-- EXERCISE --
Extract every line below that contains the word "Temp".

***** THE DATA

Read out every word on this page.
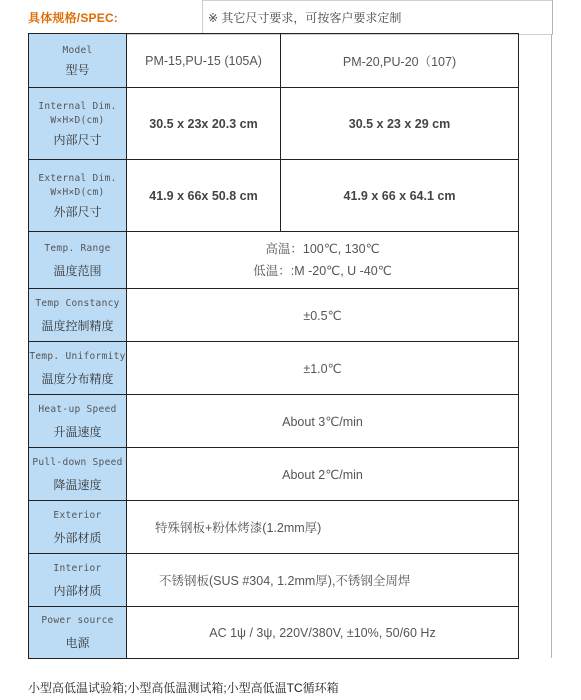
具体规格/SPEC:	※ 其它尺寸要求，可按客户要求定制
Model
型号	PM-15,PU-15 (105A)	PM-20,PU-20（107)

Internal Dim.
W×H×D(cm)
内部尺寸	30.5 x 23x 20.3 cm	30.5 x 23 x 29 cm

External Dim.
W×H×D(cm)
外部尺寸	41.9 x 66x 50.8 cm	41.9 x 66 x 64.1 cm

Temp. Range
温度范围	高温：100℃, 130℃
低温：:M -20℃, U -40℃	

Temp Constancy
温度控制精度	±0.5℃	

Temp. Uniformity
温度分布精度	±1.0℃	

Heat-up Speed
升温速度	About 3℃/min	

Pull-down Speed
降温速度	About 2℃/min	

Exterior
外部材质	特殊钢板+粉体烤漆(1.2mm厚)	

Interior
内部材质	不锈钢板(SUS #304, 1.2mm厚),不锈钢全周焊	

Power source
电源	AC 1ψ / 3ψ, 220V/380V, ±10%, 50/60 Hz	
小型高低温试验箱;小型高低温测试箱;小型高低温TC循环箱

**********

-- RESULT FOR THIS TASK --
Temp. Range
Temp Constancy
Temp. Uniformity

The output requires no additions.